**Supplied records**
* * * * * * * * *

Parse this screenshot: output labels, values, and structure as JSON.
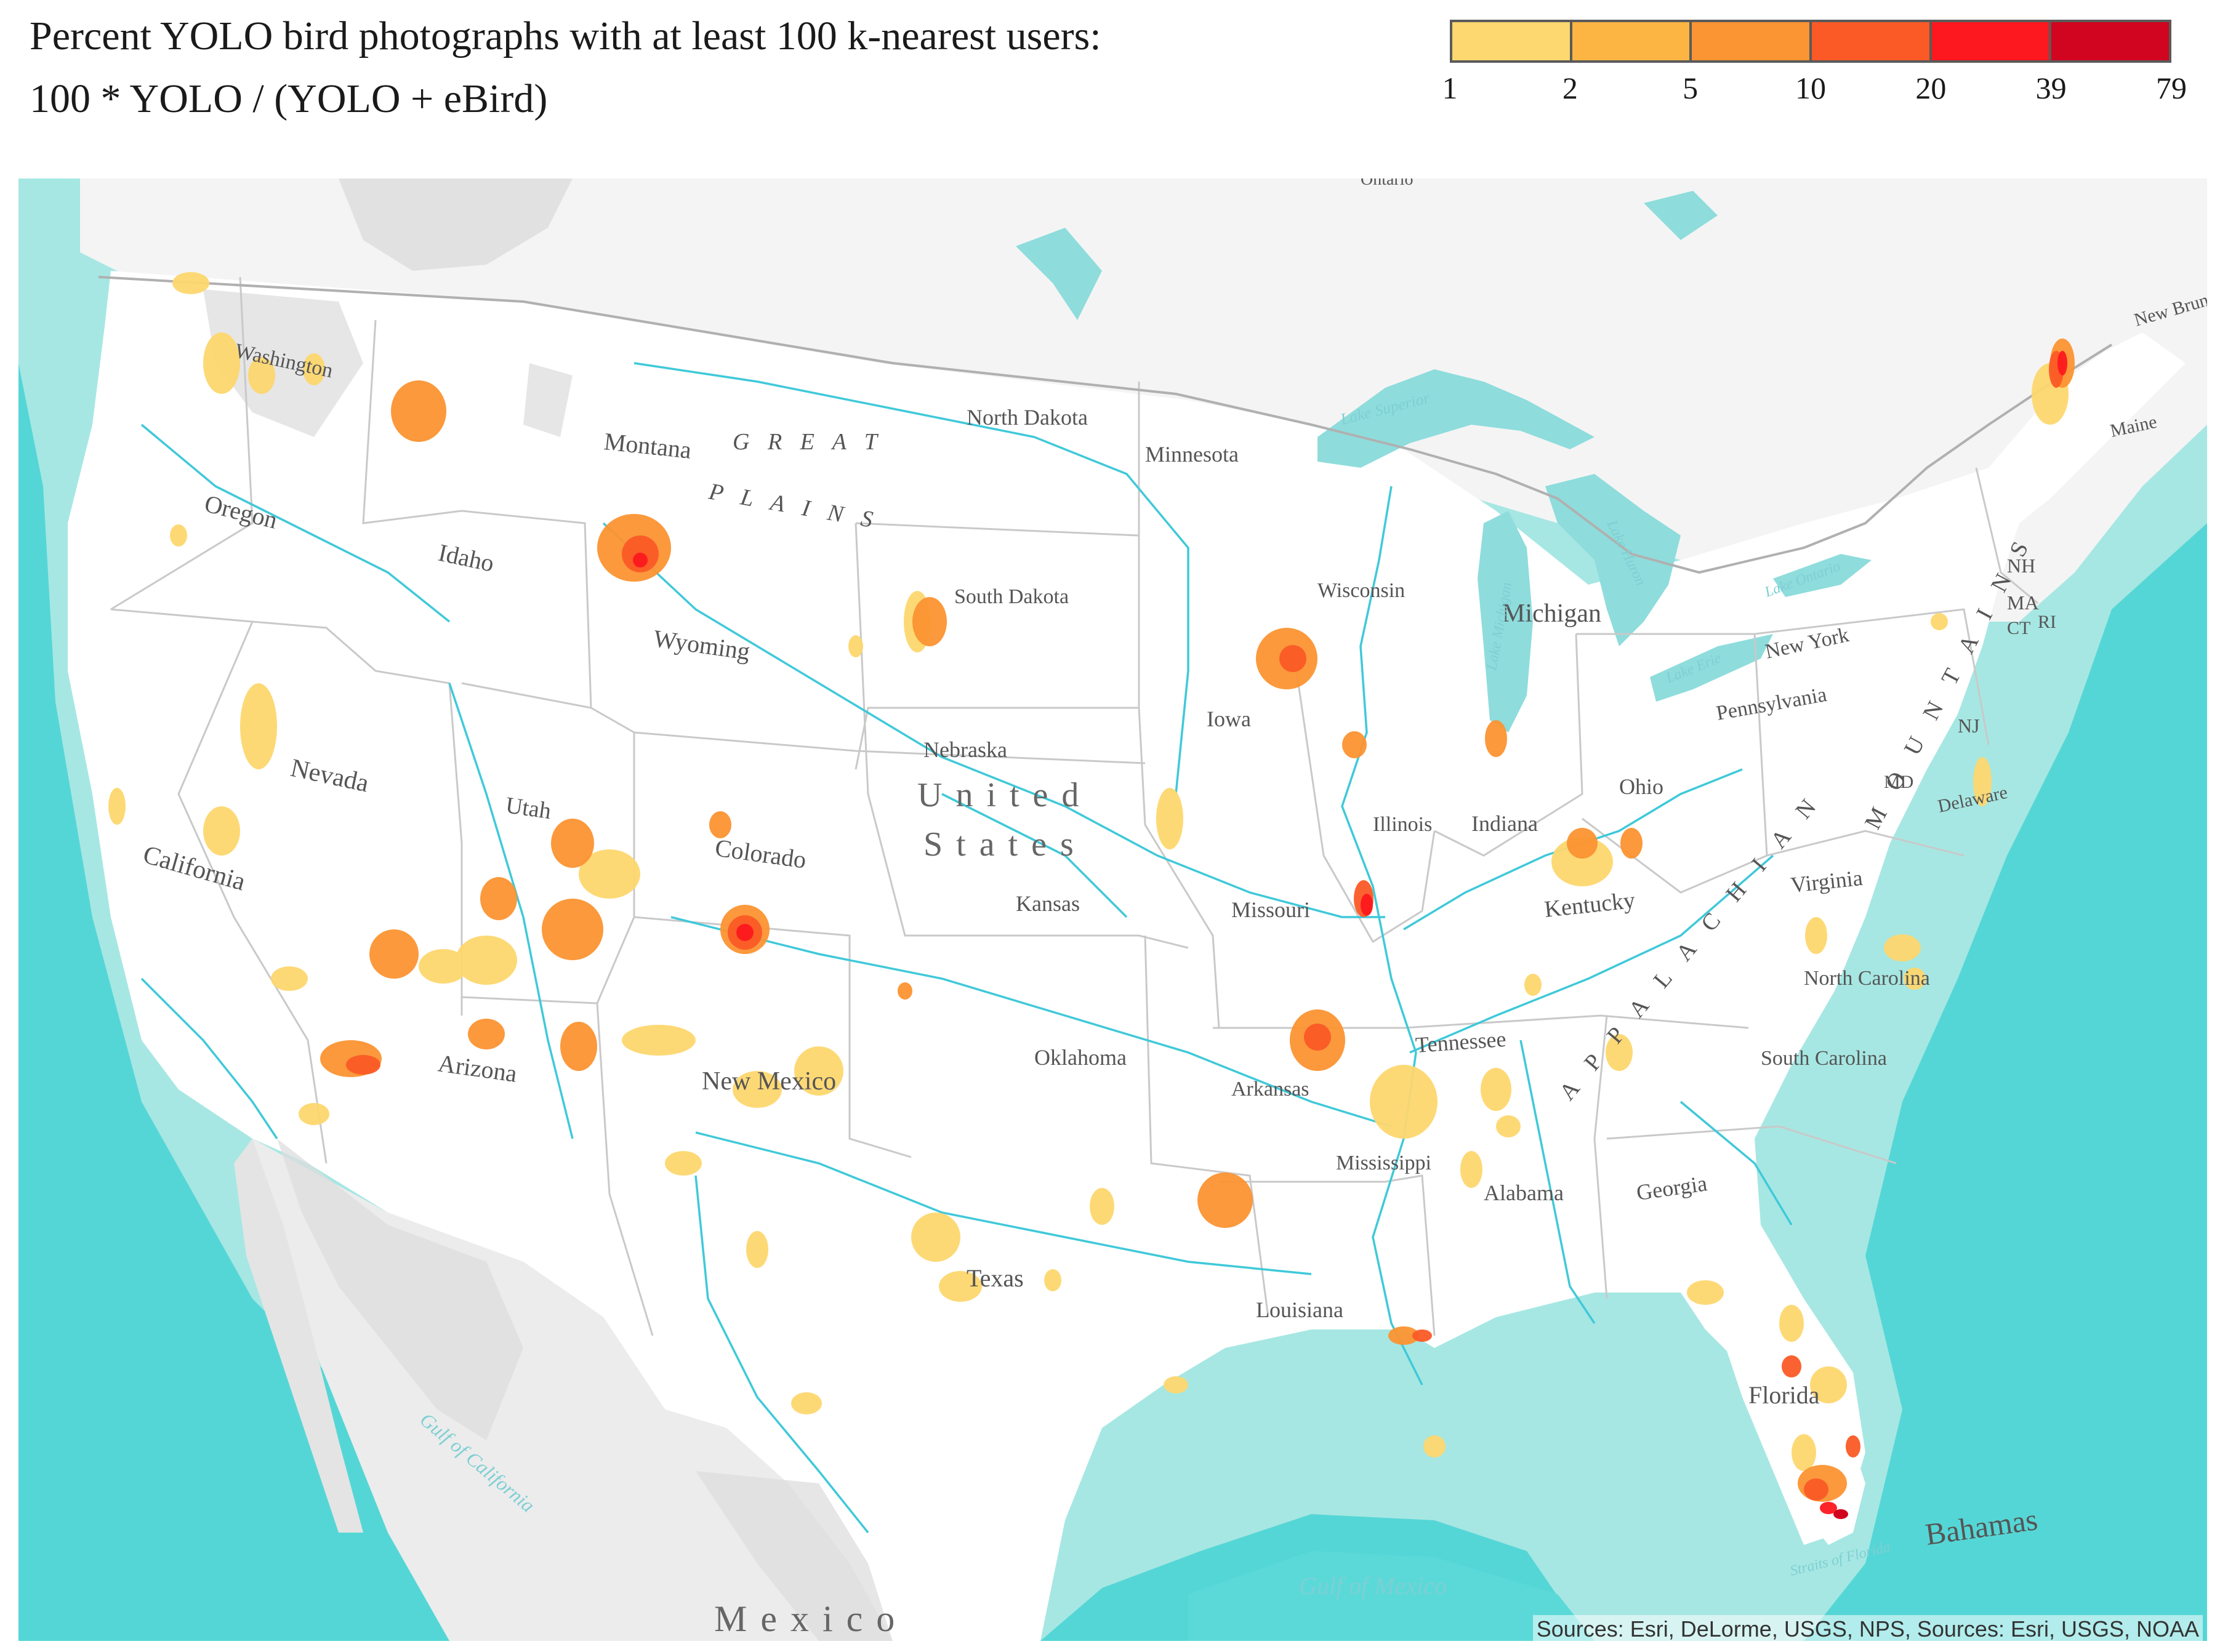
{
  "title": {
    "line1": "Percent YOLO bird photographs with at least 100 k-nearest users:",
    "line2": "100 * YOLO / (YOLO + eBird)"
  },
  "legend": {
    "colors": [
      "#fdd76f",
      "#fcb443",
      "#fb9432",
      "#fb5a26",
      "#fc181e",
      "#d1051f"
    ],
    "ticks": [
      "1",
      "2",
      "5",
      "10",
      "20",
      "39",
      "79"
    ]
  },
  "map": {
    "colors": {
      "water": "#55d6d6",
      "shelf": "#a6e7e3",
      "land": "#ffffff",
      "terrain": "#d8d8d8",
      "river": "#3fc9d9"
    },
    "state_labels": [
      "Washington",
      "Oregon",
      "Idaho",
      "Montana",
      "North Dakota",
      "South Dakota",
      "Minnesota",
      "Wisconsin",
      "Michigan",
      "Iowa",
      "Nebraska",
      "Wyoming",
      "Nevada",
      "Utah",
      "Colorado",
      "California",
      "Kansas",
      "Missouri",
      "Illinois",
      "Indiana",
      "Ohio",
      "Kentucky",
      "Pennsylvania",
      "New York",
      "Virginia",
      "North Carolina",
      "South Carolina",
      "Tennessee",
      "Arkansas",
      "Oklahoma",
      "Mississippi",
      "Alabama",
      "Georgia",
      "Florida",
      "Louisiana",
      "Texas",
      "New Mexico",
      "Arizona",
      "Maine",
      "New Brunswick",
      "Delaware",
      "NH",
      "MA",
      "CT",
      "RI",
      "NJ",
      "MD"
    ],
    "region_labels": [
      "United",
      "States",
      "Mexico",
      "Bahamas",
      "Ontario"
    ],
    "mountain_labels": [
      "G R E A T",
      "P L A I N S",
      "A P P A L A C H I A N",
      "M O U N T A I N S"
    ],
    "lake_labels": [
      "Lake Superior",
      "Lake Michigan",
      "Lake Huron",
      "Lake Erie",
      "Lake Ontario",
      "Gulf of Mexico",
      "Gulf of California",
      "Straits of Florida"
    ]
  },
  "attribution": "Sources: Esri, DeLorme, USGS, NPS, Sources: Esri, USGS, NOAA"
}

* * * * * * * * *

The records above need to be restated word for word, with the pictures left out.

**Completed exercise**
Parse this screenshot: output labels, values, and structure as JSON.
{
  "title": {
    "line1": "Percent YOLO bird photographs with at least 100 k-nearest users:",
    "line2": "100 * YOLO / (YOLO + eBird)"
  },
  "legend": {
    "colors": [
      "#fdd76f",
      "#fcb443",
      "#fb9432",
      "#fb5a26",
      "#fc181e",
      "#d1051f"
    ],
    "ticks": [
      "1",
      "2",
      "5",
      "10",
      "20",
      "39",
      "79"
    ]
  },
  "map": {
    "colors": {
      "water": "#55d6d6",
      "shelf": "#a6e7e3",
      "land": "#ffffff",
      "terrain": "#d8d8d8",
      "river": "#3fc9d9"
    },
    "state_labels": [
      "Washington",
      "Oregon",
      "Idaho",
      "Montana",
      "North Dakota",
      "South Dakota",
      "Minnesota",
      "Wisconsin",
      "Michigan",
      "Iowa",
      "Nebraska",
      "Wyoming",
      "Nevada",
      "Utah",
      "Colorado",
      "California",
      "Kansas",
      "Missouri",
      "Illinois",
      "Indiana",
      "Ohio",
      "Kentucky",
      "Pennsylvania",
      "New York",
      "Virginia",
      "North Carolina",
      "South Carolina",
      "Tennessee",
      "Arkansas",
      "Oklahoma",
      "Mississippi",
      "Alabama",
      "Georgia",
      "Florida",
      "Louisiana",
      "Texas",
      "New Mexico",
      "Arizona",
      "Maine",
      "New Brunswick",
      "Delaware",
      "NH",
      "MA",
      "CT",
      "RI",
      "NJ",
      "MD"
    ],
    "region_labels": [
      "United",
      "States",
      "Mexico",
      "Bahamas",
      "Ontario"
    ],
    "mountain_labels": [
      "G R E A T",
      "P L A I N S",
      "A P P A L A C H I A N",
      "M O U N T A I N S"
    ],
    "lake_labels": [
      "Lake Superior",
      "Lake Michigan",
      "Lake Huron",
      "Lake Erie",
      "Lake Ontario",
      "Gulf of Mexico",
      "Gulf of California",
      "Straits of Florida"
    ]
  },
  "attribution": "Sources: Esri, DeLorme, USGS, NPS, Sources: Esri, USGS, NOAA"
}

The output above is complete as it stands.